● Supplied entries:
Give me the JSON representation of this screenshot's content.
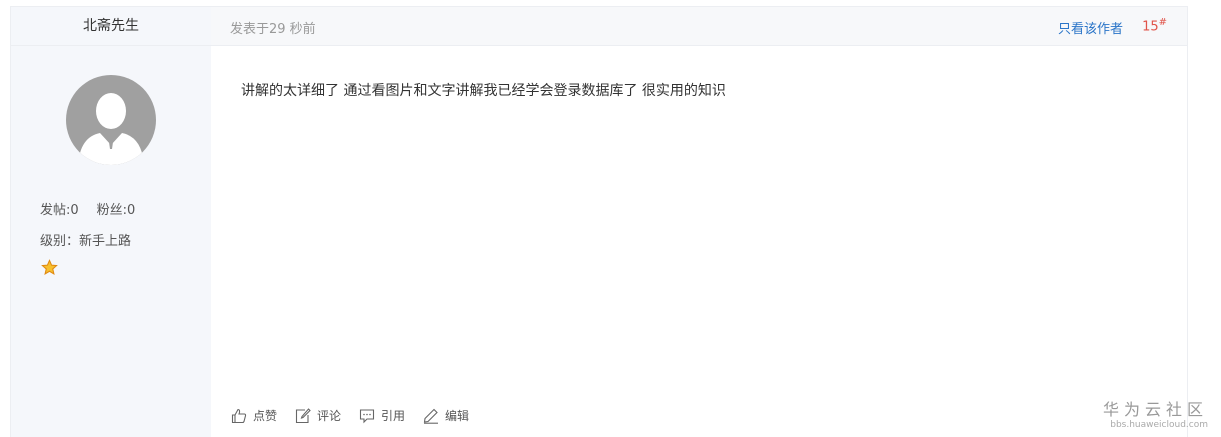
{
  "user": {
    "name": "北斋先生",
    "posts_label": "发帖:0",
    "fans_label": "粉丝:0",
    "level_label": "级别：新手上路",
    "star_icon": "star-icon"
  },
  "post": {
    "time": "发表于29 秒前",
    "only_author": "只看该作者",
    "floor_number": "15",
    "floor_mark": "#",
    "body": "讲解的太详细了 通过看图片和文字讲解我已经学会登录数据库了 很实用的知识"
  },
  "actions": {
    "like": "点赞",
    "comment": "评论",
    "quote": "引用",
    "edit": "编辑"
  },
  "watermark": {
    "brand": "华为云社区",
    "url": "bbs.huaweicloud.com"
  },
  "colors": {
    "link": "#2b75c8",
    "floor": "#e0544a",
    "panel": "#f5f7fb"
  }
}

● Set task: The records above must be echoed exactly, minus their pictures.

● Answer for this exercise:
Give me the JSON representation of this screenshot's content.
{
  "user": {
    "name": "北斋先生",
    "posts_label": "发帖:0",
    "fans_label": "粉丝:0",
    "level_label": "级别：新手上路",
    "star_icon": "star-icon"
  },
  "post": {
    "time": "发表于29 秒前",
    "only_author": "只看该作者",
    "floor_number": "15",
    "floor_mark": "#",
    "body": "讲解的太详细了 通过看图片和文字讲解我已经学会登录数据库了 很实用的知识"
  },
  "actions": {
    "like": "点赞",
    "comment": "评论",
    "quote": "引用",
    "edit": "编辑"
  },
  "watermark": {
    "brand": "华为云社区",
    "url": "bbs.huaweicloud.com"
  },
  "colors": {
    "link": "#2b75c8",
    "floor": "#e0544a",
    "panel": "#f5f7fb"
  }
}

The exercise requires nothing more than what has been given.